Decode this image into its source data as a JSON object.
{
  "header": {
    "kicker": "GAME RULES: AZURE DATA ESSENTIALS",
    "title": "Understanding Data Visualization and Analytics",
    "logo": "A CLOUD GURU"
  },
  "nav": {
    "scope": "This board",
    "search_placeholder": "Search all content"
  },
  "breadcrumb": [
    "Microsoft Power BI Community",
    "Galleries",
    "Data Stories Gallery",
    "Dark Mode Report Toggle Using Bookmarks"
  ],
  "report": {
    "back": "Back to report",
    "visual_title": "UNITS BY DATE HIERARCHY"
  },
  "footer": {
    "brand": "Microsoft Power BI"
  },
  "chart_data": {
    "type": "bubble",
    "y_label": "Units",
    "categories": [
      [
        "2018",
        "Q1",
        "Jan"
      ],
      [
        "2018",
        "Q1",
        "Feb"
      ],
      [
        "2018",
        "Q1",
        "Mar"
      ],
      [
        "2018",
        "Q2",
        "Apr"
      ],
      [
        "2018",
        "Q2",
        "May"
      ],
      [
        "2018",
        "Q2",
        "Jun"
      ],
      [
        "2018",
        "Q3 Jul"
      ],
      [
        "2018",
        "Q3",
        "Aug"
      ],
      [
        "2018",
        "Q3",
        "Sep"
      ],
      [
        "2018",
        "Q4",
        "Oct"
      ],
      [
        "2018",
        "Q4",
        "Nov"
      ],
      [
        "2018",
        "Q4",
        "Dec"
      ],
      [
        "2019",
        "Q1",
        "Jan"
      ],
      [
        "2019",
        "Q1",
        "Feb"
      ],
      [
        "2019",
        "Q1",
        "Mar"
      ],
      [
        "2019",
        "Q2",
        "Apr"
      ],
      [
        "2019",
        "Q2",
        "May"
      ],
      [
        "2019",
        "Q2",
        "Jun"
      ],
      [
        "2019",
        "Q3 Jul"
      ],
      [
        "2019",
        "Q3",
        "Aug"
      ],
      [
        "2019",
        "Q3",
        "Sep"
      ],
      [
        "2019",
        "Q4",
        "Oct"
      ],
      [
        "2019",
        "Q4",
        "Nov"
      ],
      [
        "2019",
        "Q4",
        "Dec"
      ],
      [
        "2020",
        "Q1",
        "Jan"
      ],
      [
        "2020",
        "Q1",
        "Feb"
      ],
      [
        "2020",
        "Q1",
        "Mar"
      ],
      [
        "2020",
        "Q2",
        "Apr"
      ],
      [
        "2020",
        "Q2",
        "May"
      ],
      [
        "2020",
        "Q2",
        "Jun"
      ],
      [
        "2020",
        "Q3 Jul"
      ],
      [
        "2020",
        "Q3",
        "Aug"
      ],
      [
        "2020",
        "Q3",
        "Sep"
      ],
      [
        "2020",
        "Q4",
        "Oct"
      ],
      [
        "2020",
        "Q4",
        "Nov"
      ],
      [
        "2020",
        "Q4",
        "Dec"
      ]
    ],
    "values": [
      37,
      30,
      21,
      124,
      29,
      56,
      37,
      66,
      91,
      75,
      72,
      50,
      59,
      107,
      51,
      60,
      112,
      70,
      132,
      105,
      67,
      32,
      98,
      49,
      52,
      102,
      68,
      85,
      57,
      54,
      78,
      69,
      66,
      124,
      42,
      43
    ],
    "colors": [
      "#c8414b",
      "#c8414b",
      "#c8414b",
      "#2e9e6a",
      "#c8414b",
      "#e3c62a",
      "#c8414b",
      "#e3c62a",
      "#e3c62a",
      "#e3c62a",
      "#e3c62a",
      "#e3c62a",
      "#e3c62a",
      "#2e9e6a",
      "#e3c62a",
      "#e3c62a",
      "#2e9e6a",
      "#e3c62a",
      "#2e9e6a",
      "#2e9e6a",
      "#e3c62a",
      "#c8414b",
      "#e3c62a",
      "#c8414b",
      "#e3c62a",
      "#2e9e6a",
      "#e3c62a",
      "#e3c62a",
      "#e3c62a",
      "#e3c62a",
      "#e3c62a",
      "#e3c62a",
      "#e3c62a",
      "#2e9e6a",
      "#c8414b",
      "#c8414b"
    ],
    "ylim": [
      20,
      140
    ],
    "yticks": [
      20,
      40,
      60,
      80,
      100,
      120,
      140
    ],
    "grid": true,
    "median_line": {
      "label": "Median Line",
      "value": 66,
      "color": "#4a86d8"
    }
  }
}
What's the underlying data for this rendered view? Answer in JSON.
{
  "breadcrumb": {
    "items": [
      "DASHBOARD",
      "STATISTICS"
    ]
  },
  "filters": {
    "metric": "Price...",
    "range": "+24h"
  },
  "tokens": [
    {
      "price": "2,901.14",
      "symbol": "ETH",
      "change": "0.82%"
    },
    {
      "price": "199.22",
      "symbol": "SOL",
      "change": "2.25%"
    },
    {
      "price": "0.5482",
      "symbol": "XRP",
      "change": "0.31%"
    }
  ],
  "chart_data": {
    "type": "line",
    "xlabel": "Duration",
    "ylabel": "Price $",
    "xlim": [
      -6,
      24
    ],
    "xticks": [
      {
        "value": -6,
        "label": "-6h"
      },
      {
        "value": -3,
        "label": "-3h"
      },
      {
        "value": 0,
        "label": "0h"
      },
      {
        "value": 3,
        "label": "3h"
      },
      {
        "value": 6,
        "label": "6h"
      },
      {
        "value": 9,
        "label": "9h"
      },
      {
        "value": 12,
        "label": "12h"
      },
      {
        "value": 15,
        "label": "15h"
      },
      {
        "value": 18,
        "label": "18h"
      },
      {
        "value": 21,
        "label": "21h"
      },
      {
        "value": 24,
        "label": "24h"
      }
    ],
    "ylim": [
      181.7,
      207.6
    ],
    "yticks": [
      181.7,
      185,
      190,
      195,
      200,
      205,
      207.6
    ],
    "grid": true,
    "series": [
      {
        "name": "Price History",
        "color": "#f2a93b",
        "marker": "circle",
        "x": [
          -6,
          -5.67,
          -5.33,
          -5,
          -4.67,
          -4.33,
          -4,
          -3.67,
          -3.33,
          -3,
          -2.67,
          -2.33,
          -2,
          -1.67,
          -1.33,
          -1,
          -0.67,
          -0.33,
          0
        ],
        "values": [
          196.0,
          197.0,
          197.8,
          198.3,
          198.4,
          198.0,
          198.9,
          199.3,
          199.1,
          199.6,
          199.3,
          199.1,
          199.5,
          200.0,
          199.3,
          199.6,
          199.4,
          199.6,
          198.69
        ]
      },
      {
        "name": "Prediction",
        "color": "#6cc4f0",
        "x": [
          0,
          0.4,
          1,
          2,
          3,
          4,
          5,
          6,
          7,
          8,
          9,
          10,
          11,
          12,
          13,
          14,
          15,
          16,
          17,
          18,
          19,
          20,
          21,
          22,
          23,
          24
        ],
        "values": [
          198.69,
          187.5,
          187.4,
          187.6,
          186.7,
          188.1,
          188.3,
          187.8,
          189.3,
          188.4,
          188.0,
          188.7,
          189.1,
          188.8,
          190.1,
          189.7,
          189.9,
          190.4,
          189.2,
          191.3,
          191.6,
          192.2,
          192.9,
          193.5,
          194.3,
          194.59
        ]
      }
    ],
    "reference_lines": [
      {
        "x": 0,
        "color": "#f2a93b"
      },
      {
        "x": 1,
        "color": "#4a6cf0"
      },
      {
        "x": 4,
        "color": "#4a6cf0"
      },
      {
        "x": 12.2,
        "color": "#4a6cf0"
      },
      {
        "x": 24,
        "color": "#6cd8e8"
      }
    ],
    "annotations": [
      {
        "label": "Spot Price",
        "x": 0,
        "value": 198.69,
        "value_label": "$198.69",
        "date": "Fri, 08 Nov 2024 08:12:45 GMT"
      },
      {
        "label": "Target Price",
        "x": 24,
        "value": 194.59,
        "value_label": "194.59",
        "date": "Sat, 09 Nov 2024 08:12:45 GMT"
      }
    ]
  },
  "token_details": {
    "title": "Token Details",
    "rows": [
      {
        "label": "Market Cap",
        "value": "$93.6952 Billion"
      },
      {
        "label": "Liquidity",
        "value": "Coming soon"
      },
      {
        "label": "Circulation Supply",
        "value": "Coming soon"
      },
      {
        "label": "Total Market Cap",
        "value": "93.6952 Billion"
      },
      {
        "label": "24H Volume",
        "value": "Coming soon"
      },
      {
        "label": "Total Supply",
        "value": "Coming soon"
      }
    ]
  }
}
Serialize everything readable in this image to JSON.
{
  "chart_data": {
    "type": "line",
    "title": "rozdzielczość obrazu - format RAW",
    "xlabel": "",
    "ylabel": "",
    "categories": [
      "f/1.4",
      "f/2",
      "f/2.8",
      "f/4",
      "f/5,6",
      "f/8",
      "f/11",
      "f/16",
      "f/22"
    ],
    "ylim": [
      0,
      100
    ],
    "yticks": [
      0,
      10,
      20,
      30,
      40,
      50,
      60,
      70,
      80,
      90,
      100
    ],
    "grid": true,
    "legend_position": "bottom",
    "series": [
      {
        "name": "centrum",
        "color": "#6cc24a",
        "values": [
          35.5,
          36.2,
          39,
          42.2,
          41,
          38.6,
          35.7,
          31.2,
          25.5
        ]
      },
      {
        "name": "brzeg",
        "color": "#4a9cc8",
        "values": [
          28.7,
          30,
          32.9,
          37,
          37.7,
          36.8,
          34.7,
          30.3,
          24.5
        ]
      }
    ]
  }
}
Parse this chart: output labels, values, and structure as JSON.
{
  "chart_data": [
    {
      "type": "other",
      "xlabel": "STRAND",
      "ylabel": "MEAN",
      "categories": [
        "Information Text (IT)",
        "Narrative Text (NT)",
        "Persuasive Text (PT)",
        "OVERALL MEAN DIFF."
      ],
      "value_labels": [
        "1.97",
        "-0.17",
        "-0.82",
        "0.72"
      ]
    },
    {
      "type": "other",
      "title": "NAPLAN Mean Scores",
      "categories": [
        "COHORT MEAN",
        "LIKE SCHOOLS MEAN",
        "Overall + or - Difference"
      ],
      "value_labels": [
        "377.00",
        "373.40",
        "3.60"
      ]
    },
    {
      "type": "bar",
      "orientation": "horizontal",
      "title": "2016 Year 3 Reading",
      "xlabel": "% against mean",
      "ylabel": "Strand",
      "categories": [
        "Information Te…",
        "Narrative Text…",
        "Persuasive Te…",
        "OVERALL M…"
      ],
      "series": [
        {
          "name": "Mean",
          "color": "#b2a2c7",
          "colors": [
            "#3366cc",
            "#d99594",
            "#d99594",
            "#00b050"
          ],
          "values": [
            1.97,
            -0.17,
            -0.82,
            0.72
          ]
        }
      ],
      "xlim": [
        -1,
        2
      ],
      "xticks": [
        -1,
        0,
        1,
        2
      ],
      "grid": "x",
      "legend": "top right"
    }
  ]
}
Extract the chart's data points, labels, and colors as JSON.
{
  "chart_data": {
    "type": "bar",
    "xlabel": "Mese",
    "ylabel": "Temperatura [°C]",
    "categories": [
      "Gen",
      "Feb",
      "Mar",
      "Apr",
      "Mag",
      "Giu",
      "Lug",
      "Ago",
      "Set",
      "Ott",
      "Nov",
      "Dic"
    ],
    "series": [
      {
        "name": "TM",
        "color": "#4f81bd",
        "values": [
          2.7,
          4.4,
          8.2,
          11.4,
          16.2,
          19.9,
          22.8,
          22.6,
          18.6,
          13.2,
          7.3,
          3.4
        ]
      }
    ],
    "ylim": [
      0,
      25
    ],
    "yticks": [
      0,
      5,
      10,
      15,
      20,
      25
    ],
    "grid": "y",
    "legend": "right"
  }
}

#####

§ **GIVEN EXERCISE**:
Check each line of the records above for "Total", and copy those that have it.

§ **CORRECT RESPONSE**:
        "label": "Total Market Cap",
        "label": "Total Supply",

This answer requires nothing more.